**Problem details:**
Set the listing down again in full, word for word, with the pictures left out.

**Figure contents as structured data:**
——

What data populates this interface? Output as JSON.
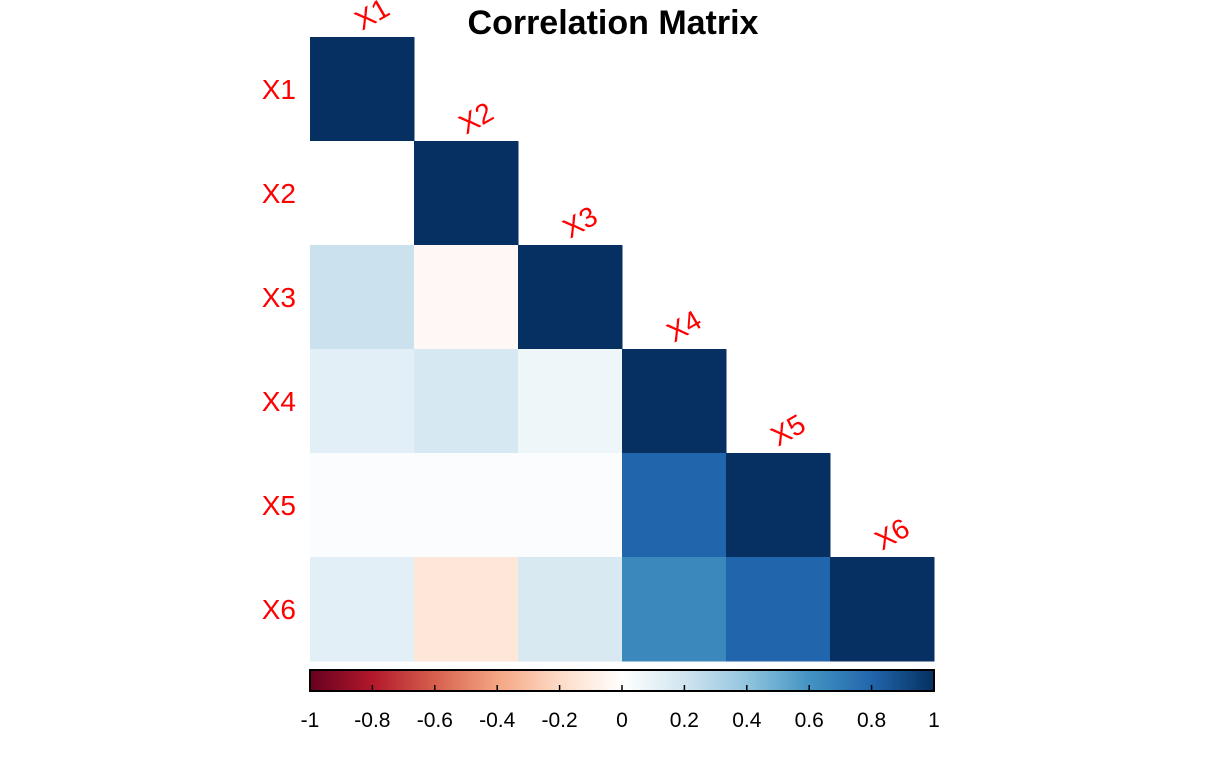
{
  "chart_data": {
    "type": "heatmap",
    "title": "Correlation Matrix",
    "variables": [
      "X1",
      "X2",
      "X3",
      "X4",
      "X5",
      "X6"
    ],
    "layout": "lower-triangular",
    "matrix": [
      [
        1.0,
        0.0,
        0.22,
        0.12,
        0.02,
        0.12
      ],
      [
        0.0,
        1.0,
        -0.04,
        0.18,
        0.02,
        -0.14
      ],
      [
        0.22,
        -0.04,
        1.0,
        0.07,
        0.02,
        0.17
      ],
      [
        0.12,
        0.18,
        0.07,
        1.0,
        0.8,
        0.65
      ],
      [
        0.02,
        0.02,
        0.02,
        0.8,
        1.0,
        0.8
      ],
      [
        0.12,
        -0.14,
        0.17,
        0.65,
        0.8,
        1.0
      ]
    ],
    "colorbar": {
      "range": [
        -1,
        1
      ],
      "ticks": [
        -1,
        -0.8,
        -0.6,
        -0.4,
        -0.2,
        0,
        0.2,
        0.4,
        0.6,
        0.8,
        1
      ],
      "tick_labels": [
        "-1",
        "-0.8",
        "-0.6",
        "-0.4",
        "-0.2",
        "0",
        "0.2",
        "0.4",
        "0.6",
        "0.8",
        "1"
      ],
      "colors": [
        "#67001F",
        "#B2182B",
        "#D6604D",
        "#F4A582",
        "#FDDBC7",
        "#FFFFFF",
        "#D1E5F0",
        "#92C5DE",
        "#4393C3",
        "#2166AC",
        "#053061"
      ]
    },
    "label_color": "#FF0000"
  }
}
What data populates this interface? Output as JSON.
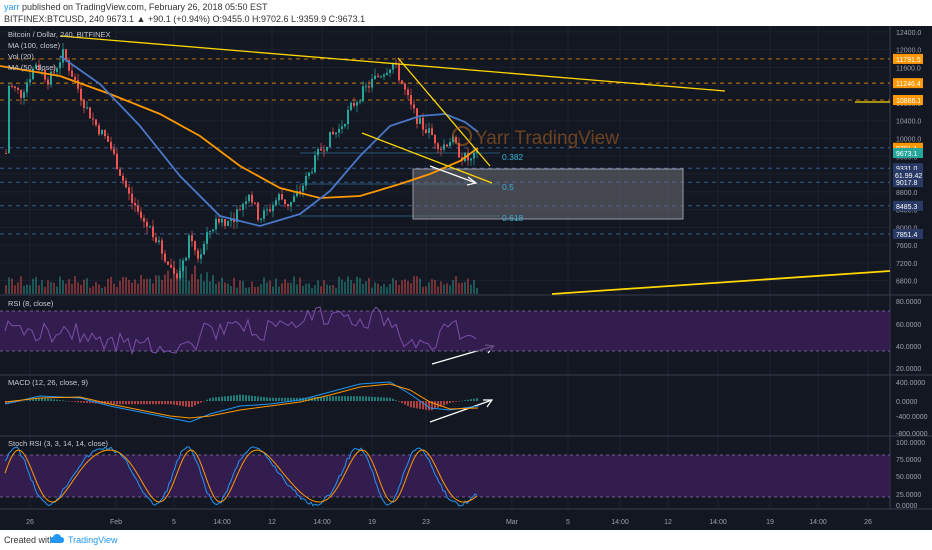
{
  "header": {
    "user": "yarr",
    "published_text": "published on TradingView.com, February 26, 2018 05:50 EST",
    "symbol_line": "BITFINEX:BTCUSD, 240  9673.1  ▲  +90.1 (+0.94%)  O:9455.0  H:9702.6  L:9359.9  C:9673.1"
  },
  "footer": {
    "created_with": "Created with",
    "brand": "TradingView"
  },
  "legend": {
    "title": "Bitcoin / Dollar, 240, BITFINEX",
    "ma100": "MA (100, close)",
    "vol": "Vol (20)",
    "ma50": "MA (50, close)"
  },
  "watermark": "Yarr TradingView",
  "fib_labels": [
    "0.382",
    "0.5",
    "0.618"
  ],
  "price_ticks": [
    "12400.0",
    "12000.0",
    "11600.0",
    "11200.0",
    "10800.0",
    "10400.0",
    "10000.0",
    "9600.0",
    "9200.0",
    "8800.0",
    "8400.0",
    "8000.0",
    "7600.0",
    "7200.0",
    "6800.0"
  ],
  "price_badges": [
    {
      "text": "11791.5",
      "color": "#ff9800"
    },
    {
      "text": "11246.4",
      "color": "#ff9800"
    },
    {
      "text": "10866.1",
      "color": "#ff9800"
    },
    {
      "text": "9791.1",
      "color": "#ff9800"
    },
    {
      "text": "9673.1",
      "color": "#26a69a"
    },
    {
      "text": "9331.0",
      "color": "#2a3a66"
    },
    {
      "text": "9017.8",
      "color": "#2a3a66"
    },
    {
      "text": "8485.3",
      "color": "#2a3a66"
    },
    {
      "text": "7851.4",
      "color": "#2a3a66"
    }
  ],
  "badge_volume": "61.99.42",
  "rsi": {
    "label": "RSI (8, close)",
    "ticks": [
      "80.0000",
      "60.0000",
      "40.0000",
      "20.0000"
    ]
  },
  "macd": {
    "label": "MACD (12, 26, close, 9)",
    "ticks": [
      "400.0000",
      "0.0000",
      "-400.0000",
      "-800.0000"
    ]
  },
  "stoch": {
    "label": "Stoch RSI (3, 3, 14, 14, close)",
    "ticks": [
      "100.0000",
      "75.0000",
      "50.0000",
      "25.0000",
      "0.0000"
    ]
  },
  "time_ticks": [
    "26",
    "Feb",
    "5",
    "14:00",
    "12",
    "14:00",
    "19",
    "23",
    "Mar",
    "5",
    "14:00",
    "12",
    "14:00",
    "19",
    "14:00",
    "26"
  ],
  "colors": {
    "background": "#131722",
    "grid": "#1f2433",
    "trendline": "#ffd700",
    "ma50": "#4a78c9",
    "ma100": "#ff9800",
    "fib": "#39b0d4",
    "fib_zone": "#6d6d77",
    "rsi_band": "#3b1f5a",
    "up": "#26a69a",
    "down": "#ef5350",
    "arrow": "#ffffff"
  }
}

——

**Final result:**
What data populates this interface? Output as JSON.
{
  "chart_data": {
    "type": "heatmap",
    "title": "Correlation Matrix",
    "variables": [
      "X1",
      "X2",
      "X3",
      "X4",
      "X5",
      "X6"
    ],
    "layout": "lower-triangular",
    "matrix": [
      [
        1.0,
        0.0,
        0.22,
        0.12,
        0.02,
        0.12
      ],
      [
        0.0,
        1.0,
        -0.04,
        0.18,
        0.02,
        -0.14
      ],
      [
        0.22,
        -0.04,
        1.0,
        0.07,
        0.02,
        0.17
      ],
      [
        0.12,
        0.18,
        0.07,
        1.0,
        0.8,
        0.65
      ],
      [
        0.02,
        0.02,
        0.02,
        0.8,
        1.0,
        0.8
      ],
      [
        0.12,
        -0.14,
        0.17,
        0.65,
        0.8,
        1.0
      ]
    ],
    "colorbar": {
      "range": [
        -1,
        1
      ],
      "ticks": [
        -1,
        -0.8,
        -0.6,
        -0.4,
        -0.2,
        0,
        0.2,
        0.4,
        0.6,
        0.8,
        1
      ],
      "tick_labels": [
        "-1",
        "-0.8",
        "-0.6",
        "-0.4",
        "-0.2",
        "0",
        "0.2",
        "0.4",
        "0.6",
        "0.8",
        "1"
      ],
      "colors": [
        "#67001F",
        "#B2182B",
        "#D6604D",
        "#F4A582",
        "#FDDBC7",
        "#FFFFFF",
        "#D1E5F0",
        "#92C5DE",
        "#4393C3",
        "#2166AC",
        "#053061"
      ]
    },
    "label_color": "#FF0000"
  }
}
What data populates this interface? Output as JSON.
{
  "header": {
    "user": "yarr",
    "published_text": "published on TradingView.com, February 26, 2018 05:50 EST",
    "symbol_line": "BITFINEX:BTCUSD, 240  9673.1  ▲  +90.1 (+0.94%)  O:9455.0  H:9702.6  L:9359.9  C:9673.1"
  },
  "footer": {
    "created_with": "Created with",
    "brand": "TradingView"
  },
  "legend": {
    "title": "Bitcoin / Dollar, 240, BITFINEX",
    "ma100": "MA (100, close)",
    "vol": "Vol (20)",
    "ma50": "MA (50, close)"
  },
  "watermark": "Yarr TradingView",
  "fib_labels": [
    "0.382",
    "0.5",
    "0.618"
  ],
  "price_ticks": [
    "12400.0",
    "12000.0",
    "11600.0",
    "11200.0",
    "10800.0",
    "10400.0",
    "10000.0",
    "9600.0",
    "9200.0",
    "8800.0",
    "8400.0",
    "8000.0",
    "7600.0",
    "7200.0",
    "6800.0"
  ],
  "price_badges": [
    {
      "text": "11791.5",
      "color": "#ff9800"
    },
    {
      "text": "11246.4",
      "color": "#ff9800"
    },
    {
      "text": "10866.1",
      "color": "#ff9800"
    },
    {
      "text": "9791.1",
      "color": "#ff9800"
    },
    {
      "text": "9673.1",
      "color": "#26a69a"
    },
    {
      "text": "9331.0",
      "color": "#2a3a66"
    },
    {
      "text": "9017.8",
      "color": "#2a3a66"
    },
    {
      "text": "8485.3",
      "color": "#2a3a66"
    },
    {
      "text": "7851.4",
      "color": "#2a3a66"
    }
  ],
  "badge_volume": "61.99.42",
  "rsi": {
    "label": "RSI (8, close)",
    "ticks": [
      "80.0000",
      "60.0000",
      "40.0000",
      "20.0000"
    ]
  },
  "macd": {
    "label": "MACD (12, 26, close, 9)",
    "ticks": [
      "400.0000",
      "0.0000",
      "-400.0000",
      "-800.0000"
    ]
  },
  "stoch": {
    "label": "Stoch RSI (3, 3, 14, 14, close)",
    "ticks": [
      "100.0000",
      "75.0000",
      "50.0000",
      "25.0000",
      "0.0000"
    ]
  },
  "time_ticks": [
    "26",
    "Feb",
    "5",
    "14:00",
    "12",
    "14:00",
    "19",
    "23",
    "Mar",
    "5",
    "14:00",
    "12",
    "14:00",
    "19",
    "14:00",
    "26"
  ],
  "colors": {
    "background": "#131722",
    "grid": "#1f2433",
    "trendline": "#ffd700",
    "ma50": "#4a78c9",
    "ma100": "#ff9800",
    "fib": "#39b0d4",
    "fib_zone": "#6d6d77",
    "rsi_band": "#3b1f5a",
    "up": "#26a69a",
    "down": "#ef5350",
    "arrow": "#ffffff"
  }
}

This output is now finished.